TASK DETAILS
Restate, word for word, all of the material shown below.

TASK MATERIAL
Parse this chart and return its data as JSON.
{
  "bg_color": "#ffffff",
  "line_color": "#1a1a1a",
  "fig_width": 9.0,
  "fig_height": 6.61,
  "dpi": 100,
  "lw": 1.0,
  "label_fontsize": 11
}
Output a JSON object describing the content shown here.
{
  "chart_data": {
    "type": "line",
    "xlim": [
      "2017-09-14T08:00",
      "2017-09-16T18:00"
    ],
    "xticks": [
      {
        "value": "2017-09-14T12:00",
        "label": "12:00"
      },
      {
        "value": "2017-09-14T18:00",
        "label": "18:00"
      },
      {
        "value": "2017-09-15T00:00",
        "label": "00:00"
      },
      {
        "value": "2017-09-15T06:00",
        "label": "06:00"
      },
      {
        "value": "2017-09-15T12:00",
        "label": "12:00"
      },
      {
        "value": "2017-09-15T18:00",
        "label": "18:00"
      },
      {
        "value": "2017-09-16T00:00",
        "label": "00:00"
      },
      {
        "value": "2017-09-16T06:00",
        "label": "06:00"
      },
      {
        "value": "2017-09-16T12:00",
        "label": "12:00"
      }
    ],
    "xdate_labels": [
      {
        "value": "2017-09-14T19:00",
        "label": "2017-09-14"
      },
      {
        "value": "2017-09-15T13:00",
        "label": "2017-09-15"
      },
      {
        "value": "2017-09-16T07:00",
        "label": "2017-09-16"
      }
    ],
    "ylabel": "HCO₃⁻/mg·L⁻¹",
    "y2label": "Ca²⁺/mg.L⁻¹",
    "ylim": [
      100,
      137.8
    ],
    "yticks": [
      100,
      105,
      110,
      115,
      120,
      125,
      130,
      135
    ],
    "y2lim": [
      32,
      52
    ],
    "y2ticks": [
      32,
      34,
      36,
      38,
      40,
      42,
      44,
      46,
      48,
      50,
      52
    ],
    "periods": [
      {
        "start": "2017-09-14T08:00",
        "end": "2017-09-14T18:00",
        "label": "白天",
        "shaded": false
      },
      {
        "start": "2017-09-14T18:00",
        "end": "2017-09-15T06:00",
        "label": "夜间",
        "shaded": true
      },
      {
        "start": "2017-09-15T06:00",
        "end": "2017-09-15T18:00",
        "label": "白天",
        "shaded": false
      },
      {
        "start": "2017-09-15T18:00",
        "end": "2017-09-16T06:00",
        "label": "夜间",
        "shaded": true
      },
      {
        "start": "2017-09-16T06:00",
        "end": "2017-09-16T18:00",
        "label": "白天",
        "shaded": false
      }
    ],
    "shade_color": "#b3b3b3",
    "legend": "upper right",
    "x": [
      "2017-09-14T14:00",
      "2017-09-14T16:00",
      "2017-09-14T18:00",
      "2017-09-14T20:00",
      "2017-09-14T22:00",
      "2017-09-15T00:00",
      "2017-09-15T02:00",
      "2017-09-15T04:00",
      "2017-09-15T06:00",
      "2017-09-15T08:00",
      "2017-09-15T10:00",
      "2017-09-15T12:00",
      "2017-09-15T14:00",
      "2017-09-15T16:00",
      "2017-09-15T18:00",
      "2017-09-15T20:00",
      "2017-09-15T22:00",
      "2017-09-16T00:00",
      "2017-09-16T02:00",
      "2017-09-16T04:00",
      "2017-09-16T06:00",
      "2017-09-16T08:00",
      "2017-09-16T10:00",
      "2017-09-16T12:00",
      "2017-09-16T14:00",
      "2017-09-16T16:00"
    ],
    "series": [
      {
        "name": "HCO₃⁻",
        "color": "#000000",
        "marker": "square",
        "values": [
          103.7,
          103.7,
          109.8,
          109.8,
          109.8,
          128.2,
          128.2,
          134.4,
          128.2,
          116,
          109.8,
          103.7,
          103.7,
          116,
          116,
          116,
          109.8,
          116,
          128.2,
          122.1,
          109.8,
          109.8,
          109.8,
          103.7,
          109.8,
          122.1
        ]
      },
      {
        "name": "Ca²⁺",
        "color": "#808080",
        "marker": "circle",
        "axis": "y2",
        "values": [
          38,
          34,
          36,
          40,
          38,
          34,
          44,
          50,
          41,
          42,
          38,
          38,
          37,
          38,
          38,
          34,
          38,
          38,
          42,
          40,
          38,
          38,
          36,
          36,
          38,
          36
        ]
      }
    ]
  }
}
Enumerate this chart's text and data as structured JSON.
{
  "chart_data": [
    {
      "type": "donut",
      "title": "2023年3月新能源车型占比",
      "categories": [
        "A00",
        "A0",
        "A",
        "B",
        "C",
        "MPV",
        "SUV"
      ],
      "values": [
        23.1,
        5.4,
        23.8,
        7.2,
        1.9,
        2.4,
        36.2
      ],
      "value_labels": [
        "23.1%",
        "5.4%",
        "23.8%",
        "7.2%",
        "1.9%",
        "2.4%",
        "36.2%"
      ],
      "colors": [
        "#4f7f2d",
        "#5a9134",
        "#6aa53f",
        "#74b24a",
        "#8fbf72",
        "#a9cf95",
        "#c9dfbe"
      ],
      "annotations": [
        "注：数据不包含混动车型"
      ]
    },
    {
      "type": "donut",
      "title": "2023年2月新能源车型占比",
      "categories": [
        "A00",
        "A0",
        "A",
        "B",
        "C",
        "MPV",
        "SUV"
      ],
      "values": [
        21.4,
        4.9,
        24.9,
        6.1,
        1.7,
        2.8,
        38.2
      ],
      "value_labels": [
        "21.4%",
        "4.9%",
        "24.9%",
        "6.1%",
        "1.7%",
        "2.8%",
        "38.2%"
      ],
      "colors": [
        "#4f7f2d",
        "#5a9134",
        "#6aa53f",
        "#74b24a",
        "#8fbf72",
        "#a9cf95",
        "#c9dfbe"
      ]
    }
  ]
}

SOLUTION TO THIS EXERCISE
Parse this chart and return its data as JSON.
{
  "bg_color": "#ffffff",
  "line_color": "#1a1a1a",
  "fig_width": 9.0,
  "fig_height": 6.61,
  "dpi": 100,
  "lw": 1.0,
  "label_fontsize": 11
}
Output a JSON object describing the content shown here.
{
  "chart_data": {
    "type": "line",
    "xlim": [
      "2017-09-14T08:00",
      "2017-09-16T18:00"
    ],
    "xticks": [
      {
        "value": "2017-09-14T12:00",
        "label": "12:00"
      },
      {
        "value": "2017-09-14T18:00",
        "label": "18:00"
      },
      {
        "value": "2017-09-15T00:00",
        "label": "00:00"
      },
      {
        "value": "2017-09-15T06:00",
        "label": "06:00"
      },
      {
        "value": "2017-09-15T12:00",
        "label": "12:00"
      },
      {
        "value": "2017-09-15T18:00",
        "label": "18:00"
      },
      {
        "value": "2017-09-16T00:00",
        "label": "00:00"
      },
      {
        "value": "2017-09-16T06:00",
        "label": "06:00"
      },
      {
        "value": "2017-09-16T12:00",
        "label": "12:00"
      }
    ],
    "xdate_labels": [
      {
        "value": "2017-09-14T19:00",
        "label": "2017-09-14"
      },
      {
        "value": "2017-09-15T13:00",
        "label": "2017-09-15"
      },
      {
        "value": "2017-09-16T07:00",
        "label": "2017-09-16"
      }
    ],
    "ylabel": "HCO₃⁻/mg·L⁻¹",
    "y2label": "Ca²⁺/mg.L⁻¹",
    "ylim": [
      100,
      137.8
    ],
    "yticks": [
      100,
      105,
      110,
      115,
      120,
      125,
      130,
      135
    ],
    "y2lim": [
      32,
      52
    ],
    "y2ticks": [
      32,
      34,
      36,
      38,
      40,
      42,
      44,
      46,
      48,
      50,
      52
    ],
    "periods": [
      {
        "start": "2017-09-14T08:00",
        "end": "2017-09-14T18:00",
        "label": "白天",
        "shaded": false
      },
      {
        "start": "2017-09-14T18:00",
        "end": "2017-09-15T06:00",
        "label": "夜间",
        "shaded": true
      },
      {
        "start": "2017-09-15T06:00",
        "end": "2017-09-15T18:00",
        "label": "白天",
        "shaded": false
      },
      {
        "start": "2017-09-15T18:00",
        "end": "2017-09-16T06:00",
        "label": "夜间",
        "shaded": true
      },
      {
        "start": "2017-09-16T06:00",
        "end": "2017-09-16T18:00",
        "label": "白天",
        "shaded": false
      }
    ],
    "shade_color": "#b3b3b3",
    "legend": "upper right",
    "x": [
      "2017-09-14T14:00",
      "2017-09-14T16:00",
      "2017-09-14T18:00",
      "2017-09-14T20:00",
      "2017-09-14T22:00",
      "2017-09-15T00:00",
      "2017-09-15T02:00",
      "2017-09-15T04:00",
      "2017-09-15T06:00",
      "2017-09-15T08:00",
      "2017-09-15T10:00",
      "2017-09-15T12:00",
      "2017-09-15T14:00",
      "2017-09-15T16:00",
      "2017-09-15T18:00",
      "2017-09-15T20:00",
      "2017-09-15T22:00",
      "2017-09-16T00:00",
      "2017-09-16T02:00",
      "2017-09-16T04:00",
      "2017-09-16T06:00",
      "2017-09-16T08:00",
      "2017-09-16T10:00",
      "2017-09-16T12:00",
      "2017-09-16T14:00",
      "2017-09-16T16:00"
    ],
    "series": [
      {
        "name": "HCO₃⁻",
        "color": "#000000",
        "marker": "square",
        "values": [
          103.7,
          103.7,
          109.8,
          109.8,
          109.8,
          128.2,
          128.2,
          134.4,
          128.2,
          116,
          109.8,
          103.7,
          103.7,
          116,
          116,
          116,
          109.8,
          116,
          128.2,
          122.1,
          109.8,
          109.8,
          109.8,
          103.7,
          109.8,
          122.1
        ]
      },
      {
        "name": "Ca²⁺",
        "color": "#808080",
        "marker": "circle",
        "axis": "y2",
        "values": [
          38,
          34,
          36,
          40,
          38,
          34,
          44,
          50,
          41,
          42,
          38,
          38,
          37,
          38,
          38,
          34,
          38,
          38,
          42,
          40,
          38,
          38,
          36,
          36,
          38,
          36
        ]
      }
    ]
  }
}
Enumerate this chart's text and data as structured JSON.
{
  "chart_data": [
    {
      "type": "donut",
      "title": "2023年3月新能源车型占比",
      "categories": [
        "A00",
        "A0",
        "A",
        "B",
        "C",
        "MPV",
        "SUV"
      ],
      "values": [
        23.1,
        5.4,
        23.8,
        7.2,
        1.9,
        2.4,
        36.2
      ],
      "value_labels": [
        "23.1%",
        "5.4%",
        "23.8%",
        "7.2%",
        "1.9%",
        "2.4%",
        "36.2%"
      ],
      "colors": [
        "#4f7f2d",
        "#5a9134",
        "#6aa53f",
        "#74b24a",
        "#8fbf72",
        "#a9cf95",
        "#c9dfbe"
      ],
      "annotations": [
        "注：数据不包含混动车型"
      ]
    },
    {
      "type": "donut",
      "title": "2023年2月新能源车型占比",
      "categories": [
        "A00",
        "A0",
        "A",
        "B",
        "C",
        "MPV",
        "SUV"
      ],
      "values": [
        21.4,
        4.9,
        24.9,
        6.1,
        1.7,
        2.8,
        38.2
      ],
      "value_labels": [
        "21.4%",
        "4.9%",
        "24.9%",
        "6.1%",
        "1.7%",
        "2.8%",
        "38.2%"
      ],
      "colors": [
        "#4f7f2d",
        "#5a9134",
        "#6aa53f",
        "#74b24a",
        "#8fbf72",
        "#a9cf95",
        "#c9dfbe"
      ]
    }
  ]
}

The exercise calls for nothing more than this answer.